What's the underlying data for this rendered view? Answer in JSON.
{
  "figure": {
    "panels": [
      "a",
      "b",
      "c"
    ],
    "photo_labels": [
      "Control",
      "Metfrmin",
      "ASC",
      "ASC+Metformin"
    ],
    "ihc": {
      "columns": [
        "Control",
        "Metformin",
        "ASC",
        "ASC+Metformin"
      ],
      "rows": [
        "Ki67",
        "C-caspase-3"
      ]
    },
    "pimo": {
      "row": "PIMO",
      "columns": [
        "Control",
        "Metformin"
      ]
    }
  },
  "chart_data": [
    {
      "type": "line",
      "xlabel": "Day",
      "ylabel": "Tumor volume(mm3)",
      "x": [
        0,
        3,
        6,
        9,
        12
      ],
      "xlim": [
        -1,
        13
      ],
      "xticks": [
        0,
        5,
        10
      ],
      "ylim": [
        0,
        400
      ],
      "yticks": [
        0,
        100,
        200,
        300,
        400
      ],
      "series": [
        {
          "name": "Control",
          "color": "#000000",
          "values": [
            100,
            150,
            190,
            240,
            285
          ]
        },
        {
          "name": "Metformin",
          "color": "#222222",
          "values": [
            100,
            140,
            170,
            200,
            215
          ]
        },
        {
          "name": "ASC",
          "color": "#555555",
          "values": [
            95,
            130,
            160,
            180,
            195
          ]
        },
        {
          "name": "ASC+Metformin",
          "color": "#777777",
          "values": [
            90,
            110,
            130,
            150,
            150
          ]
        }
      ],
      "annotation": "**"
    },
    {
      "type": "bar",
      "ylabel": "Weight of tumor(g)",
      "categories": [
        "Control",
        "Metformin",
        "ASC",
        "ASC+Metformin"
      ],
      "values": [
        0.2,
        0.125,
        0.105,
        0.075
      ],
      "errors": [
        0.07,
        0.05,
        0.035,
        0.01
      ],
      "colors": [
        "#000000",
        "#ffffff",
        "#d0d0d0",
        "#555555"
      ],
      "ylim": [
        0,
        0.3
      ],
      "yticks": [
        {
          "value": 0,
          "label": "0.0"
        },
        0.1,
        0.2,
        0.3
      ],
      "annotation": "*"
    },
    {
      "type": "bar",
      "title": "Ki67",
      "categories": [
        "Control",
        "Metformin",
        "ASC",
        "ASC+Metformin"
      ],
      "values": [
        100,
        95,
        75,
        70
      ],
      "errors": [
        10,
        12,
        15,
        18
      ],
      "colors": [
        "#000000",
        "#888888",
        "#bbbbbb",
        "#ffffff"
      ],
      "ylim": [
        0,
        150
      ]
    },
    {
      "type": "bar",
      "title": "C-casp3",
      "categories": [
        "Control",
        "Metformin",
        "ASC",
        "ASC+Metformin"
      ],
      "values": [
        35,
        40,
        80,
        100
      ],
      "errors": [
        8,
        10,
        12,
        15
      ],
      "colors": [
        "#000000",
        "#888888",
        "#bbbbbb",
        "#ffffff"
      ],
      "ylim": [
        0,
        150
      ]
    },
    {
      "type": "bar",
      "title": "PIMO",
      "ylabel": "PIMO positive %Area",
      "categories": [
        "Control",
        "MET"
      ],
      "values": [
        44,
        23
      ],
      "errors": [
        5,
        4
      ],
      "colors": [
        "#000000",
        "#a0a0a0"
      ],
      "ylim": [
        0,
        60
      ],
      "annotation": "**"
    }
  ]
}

◇ ◇ ◇ ◇

- _WHAT YOU ARE ASKED TO DO_:
Give the entries again, every one of them exactly.

- _RESPONSE_:
What's the underlying data for this rendered view? Answer in JSON.
{
  "figure": {
    "panels": [
      "a",
      "b",
      "c"
    ],
    "photo_labels": [
      "Control",
      "Metfrmin",
      "ASC",
      "ASC+Metformin"
    ],
    "ihc": {
      "columns": [
        "Control",
        "Metformin",
        "ASC",
        "ASC+Metformin"
      ],
      "rows": [
        "Ki67",
        "C-caspase-3"
      ]
    },
    "pimo": {
      "row": "PIMO",
      "columns": [
        "Control",
        "Metformin"
      ]
    }
  },
  "chart_data": [
    {
      "type": "line",
      "xlabel": "Day",
      "ylabel": "Tumor volume(mm3)",
      "x": [
        0,
        3,
        6,
        9,
        12
      ],
      "xlim": [
        -1,
        13
      ],
      "xticks": [
        0,
        5,
        10
      ],
      "ylim": [
        0,
        400
      ],
      "yticks": [
        0,
        100,
        200,
        300,
        400
      ],
      "series": [
        {
          "name": "Control",
          "color": "#000000",
          "values": [
            100,
            150,
            190,
            240,
            285
          ]
        },
        {
          "name": "Metformin",
          "color": "#222222",
          "values": [
            100,
            140,
            170,
            200,
            215
          ]
        },
        {
          "name": "ASC",
          "color": "#555555",
          "values": [
            95,
            130,
            160,
            180,
            195
          ]
        },
        {
          "name": "ASC+Metformin",
          "color": "#777777",
          "values": [
            90,
            110,
            130,
            150,
            150
          ]
        }
      ],
      "annotation": "**"
    },
    {
      "type": "bar",
      "ylabel": "Weight of tumor(g)",
      "categories": [
        "Control",
        "Metformin",
        "ASC",
        "ASC+Metformin"
      ],
      "values": [
        0.2,
        0.125,
        0.105,
        0.075
      ],
      "errors": [
        0.07,
        0.05,
        0.035,
        0.01
      ],
      "colors": [
        "#000000",
        "#ffffff",
        "#d0d0d0",
        "#555555"
      ],
      "ylim": [
        0,
        0.3
      ],
      "yticks": [
        {
          "value": 0,
          "label": "0.0"
        },
        0.1,
        0.2,
        0.3
      ],
      "annotation": "*"
    },
    {
      "type": "bar",
      "title": "Ki67",
      "categories": [
        "Control",
        "Metformin",
        "ASC",
        "ASC+Metformin"
      ],
      "values": [
        100,
        95,
        75,
        70
      ],
      "errors": [
        10,
        12,
        15,
        18
      ],
      "colors": [
        "#000000",
        "#888888",
        "#bbbbbb",
        "#ffffff"
      ],
      "ylim": [
        0,
        150
      ]
    },
    {
      "type": "bar",
      "title": "C-casp3",
      "categories": [
        "Control",
        "Metformin",
        "ASC",
        "ASC+Metformin"
      ],
      "values": [
        35,
        40,
        80,
        100
      ],
      "errors": [
        8,
        10,
        12,
        15
      ],
      "colors": [
        "#000000",
        "#888888",
        "#bbbbbb",
        "#ffffff"
      ],
      "ylim": [
        0,
        150
      ]
    },
    {
      "type": "bar",
      "title": "PIMO",
      "ylabel": "PIMO positive %Area",
      "categories": [
        "Control",
        "MET"
      ],
      "values": [
        44,
        23
      ],
      "errors": [
        5,
        4
      ],
      "colors": [
        "#000000",
        "#a0a0a0"
      ],
      "ylim": [
        0,
        60
      ],
      "annotation": "**"
    }
  ]
}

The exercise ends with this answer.